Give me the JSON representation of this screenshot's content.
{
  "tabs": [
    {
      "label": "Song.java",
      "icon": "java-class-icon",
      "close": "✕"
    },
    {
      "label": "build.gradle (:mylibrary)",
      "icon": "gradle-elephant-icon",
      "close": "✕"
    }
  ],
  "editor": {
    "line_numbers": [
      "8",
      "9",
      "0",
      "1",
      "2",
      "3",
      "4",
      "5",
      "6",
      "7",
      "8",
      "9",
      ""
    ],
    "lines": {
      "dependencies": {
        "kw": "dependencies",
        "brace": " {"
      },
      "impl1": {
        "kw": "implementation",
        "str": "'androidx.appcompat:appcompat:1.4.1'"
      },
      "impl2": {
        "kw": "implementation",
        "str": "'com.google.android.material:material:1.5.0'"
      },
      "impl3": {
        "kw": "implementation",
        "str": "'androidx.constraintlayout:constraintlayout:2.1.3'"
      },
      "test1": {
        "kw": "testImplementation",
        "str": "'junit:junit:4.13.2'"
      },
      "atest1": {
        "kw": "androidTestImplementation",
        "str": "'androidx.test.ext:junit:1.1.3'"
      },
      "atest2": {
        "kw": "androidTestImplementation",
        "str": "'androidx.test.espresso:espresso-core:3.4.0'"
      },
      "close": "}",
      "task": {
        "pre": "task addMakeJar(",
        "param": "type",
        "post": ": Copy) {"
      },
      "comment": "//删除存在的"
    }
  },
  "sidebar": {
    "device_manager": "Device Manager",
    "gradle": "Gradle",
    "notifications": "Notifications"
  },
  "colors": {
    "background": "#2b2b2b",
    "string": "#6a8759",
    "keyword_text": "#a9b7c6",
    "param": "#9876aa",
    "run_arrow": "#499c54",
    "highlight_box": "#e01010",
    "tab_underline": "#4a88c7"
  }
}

·····

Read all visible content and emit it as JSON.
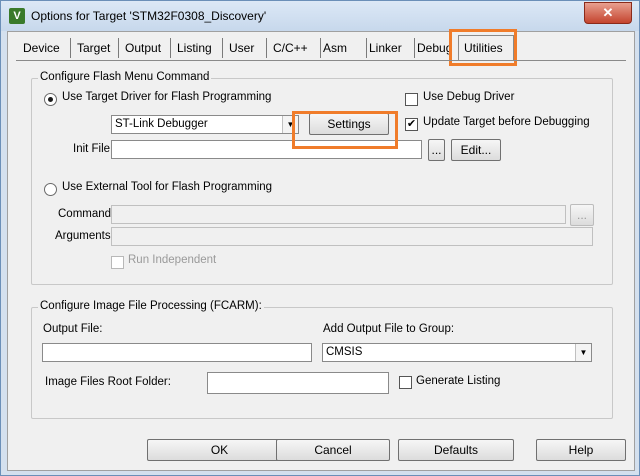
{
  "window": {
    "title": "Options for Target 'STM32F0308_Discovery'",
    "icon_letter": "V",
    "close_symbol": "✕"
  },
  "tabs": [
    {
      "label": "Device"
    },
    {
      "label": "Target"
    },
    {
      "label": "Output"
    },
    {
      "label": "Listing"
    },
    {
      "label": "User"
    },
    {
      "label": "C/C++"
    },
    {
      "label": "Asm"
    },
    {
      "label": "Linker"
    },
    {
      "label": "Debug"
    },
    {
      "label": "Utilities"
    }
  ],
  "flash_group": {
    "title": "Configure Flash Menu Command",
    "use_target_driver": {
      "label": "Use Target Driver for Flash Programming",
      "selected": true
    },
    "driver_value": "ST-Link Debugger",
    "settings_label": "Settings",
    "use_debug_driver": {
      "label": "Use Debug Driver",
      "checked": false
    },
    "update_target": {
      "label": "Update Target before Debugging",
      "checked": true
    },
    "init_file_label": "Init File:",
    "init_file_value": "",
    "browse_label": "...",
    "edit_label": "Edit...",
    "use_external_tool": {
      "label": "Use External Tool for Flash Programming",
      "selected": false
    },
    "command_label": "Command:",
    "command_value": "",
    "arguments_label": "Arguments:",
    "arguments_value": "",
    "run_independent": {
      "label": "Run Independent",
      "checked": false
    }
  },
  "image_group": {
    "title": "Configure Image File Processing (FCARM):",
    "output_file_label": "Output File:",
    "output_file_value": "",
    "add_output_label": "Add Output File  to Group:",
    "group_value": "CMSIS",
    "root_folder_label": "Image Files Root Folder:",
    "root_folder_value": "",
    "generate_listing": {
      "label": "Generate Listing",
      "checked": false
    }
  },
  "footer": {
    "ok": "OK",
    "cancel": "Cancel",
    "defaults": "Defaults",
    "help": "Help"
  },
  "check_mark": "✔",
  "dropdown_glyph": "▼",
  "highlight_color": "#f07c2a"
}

·····

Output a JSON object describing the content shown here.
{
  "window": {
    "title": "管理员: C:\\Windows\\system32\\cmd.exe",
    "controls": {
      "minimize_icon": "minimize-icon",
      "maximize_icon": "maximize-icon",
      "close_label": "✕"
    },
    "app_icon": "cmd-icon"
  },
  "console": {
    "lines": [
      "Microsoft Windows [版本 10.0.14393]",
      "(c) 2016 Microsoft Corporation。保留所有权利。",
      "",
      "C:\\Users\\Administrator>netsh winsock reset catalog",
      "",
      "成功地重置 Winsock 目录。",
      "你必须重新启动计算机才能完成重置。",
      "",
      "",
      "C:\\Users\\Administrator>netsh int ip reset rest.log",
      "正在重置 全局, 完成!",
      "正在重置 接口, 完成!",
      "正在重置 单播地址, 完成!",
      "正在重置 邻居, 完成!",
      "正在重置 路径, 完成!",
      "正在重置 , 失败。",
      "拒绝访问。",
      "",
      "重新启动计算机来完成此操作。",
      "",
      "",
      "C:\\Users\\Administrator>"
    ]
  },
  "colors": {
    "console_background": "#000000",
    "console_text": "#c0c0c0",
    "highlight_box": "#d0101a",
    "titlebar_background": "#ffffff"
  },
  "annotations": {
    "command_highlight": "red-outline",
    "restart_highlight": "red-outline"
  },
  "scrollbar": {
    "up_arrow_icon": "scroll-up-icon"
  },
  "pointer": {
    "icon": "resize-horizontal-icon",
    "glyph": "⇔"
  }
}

·····

AIM
Of the lines in the entries above, how many include "outline"? Only the number should be given.

EXERCISE ANSWER
2